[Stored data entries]

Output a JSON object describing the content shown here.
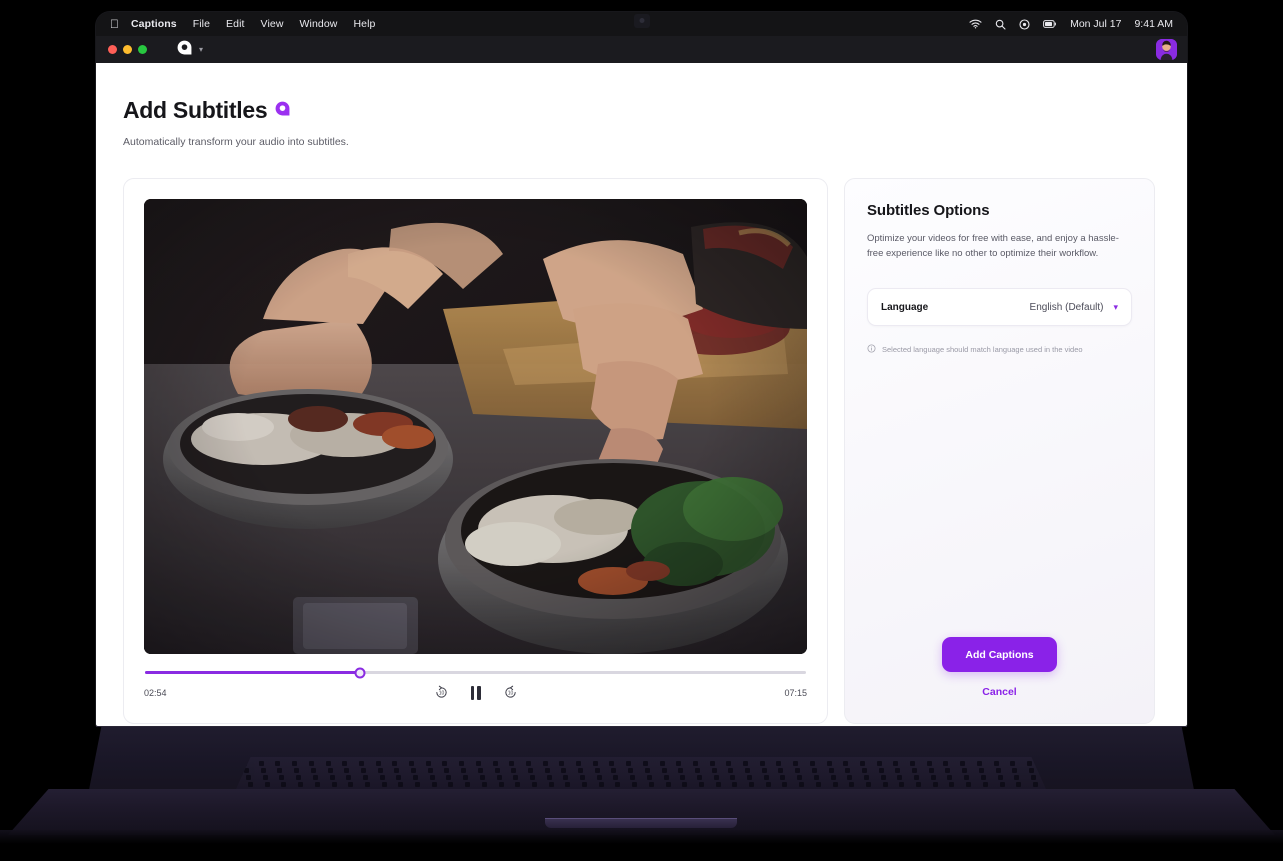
{
  "menubar": {
    "apple_icon": "apple-icon",
    "items": [
      "Captions",
      "File",
      "Edit",
      "View",
      "Window",
      "Help"
    ],
    "status_icons": [
      "wifi-icon",
      "search-icon",
      "control-center-icon",
      "battery-icon"
    ],
    "date": "Mon Jul 17",
    "time": "9:41 AM"
  },
  "titlebar": {
    "traffic_lights": [
      "close-button",
      "minimize-button",
      "maximize-button"
    ],
    "app_logo": "captions-logo-icon",
    "chevron": "chevron-down-icon",
    "avatar": "user-avatar"
  },
  "page": {
    "title": "Add Subtitles",
    "title_logo": "captions-logo-icon",
    "subtitle": "Automatically transform your audio into subtitles."
  },
  "player": {
    "current_time": "02:54",
    "duration": "07:15",
    "progress_percent": 32.5,
    "rewind_icon": "rewind-10-icon",
    "pause_icon": "pause-icon",
    "forward_icon": "forward-10-icon"
  },
  "options": {
    "title": "Subtitles Options",
    "description": "Optimize your videos for free with ease, and enjoy a hassle-free experience like no other to optimize their workflow.",
    "language_label": "Language",
    "language_value": "English (Default)",
    "language_chevron": "chevron-down-icon",
    "hint_icon": "info-icon",
    "hint": "Selected language should match language used in the video",
    "primary_button": "Add Captions",
    "cancel_button": "Cancel"
  },
  "colors": {
    "accent": "#8a22e8",
    "accent_light": "#9b4dee",
    "text_dark": "#16161a",
    "text_muted": "#5a5a66",
    "card_border": "#ececf1"
  }
}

## THE REQUEST
Copy out all the data without changing anything, and drop the pictures.

## ANSWER FOR THIS EXERCISE
Output a JSON object describing the content shown here.
{
  "menubar": {
    "apple_icon": "apple-icon",
    "items": [
      "Captions",
      "File",
      "Edit",
      "View",
      "Window",
      "Help"
    ],
    "status_icons": [
      "wifi-icon",
      "search-icon",
      "control-center-icon",
      "battery-icon"
    ],
    "date": "Mon Jul 17",
    "time": "9:41 AM"
  },
  "titlebar": {
    "traffic_lights": [
      "close-button",
      "minimize-button",
      "maximize-button"
    ],
    "app_logo": "captions-logo-icon",
    "chevron": "chevron-down-icon",
    "avatar": "user-avatar"
  },
  "page": {
    "title": "Add Subtitles",
    "title_logo": "captions-logo-icon",
    "subtitle": "Automatically transform your audio into subtitles."
  },
  "player": {
    "current_time": "02:54",
    "duration": "07:15",
    "progress_percent": 32.5,
    "rewind_icon": "rewind-10-icon",
    "pause_icon": "pause-icon",
    "forward_icon": "forward-10-icon"
  },
  "options": {
    "title": "Subtitles Options",
    "description": "Optimize your videos for free with ease, and enjoy a hassle-free experience like no other to optimize their workflow.",
    "language_label": "Language",
    "language_value": "English (Default)",
    "language_chevron": "chevron-down-icon",
    "hint_icon": "info-icon",
    "hint": "Selected language should match language used in the video",
    "primary_button": "Add Captions",
    "cancel_button": "Cancel"
  },
  "colors": {
    "accent": "#8a22e8",
    "accent_light": "#9b4dee",
    "text_dark": "#16161a",
    "text_muted": "#5a5a66",
    "card_border": "#ececf1"
  }
}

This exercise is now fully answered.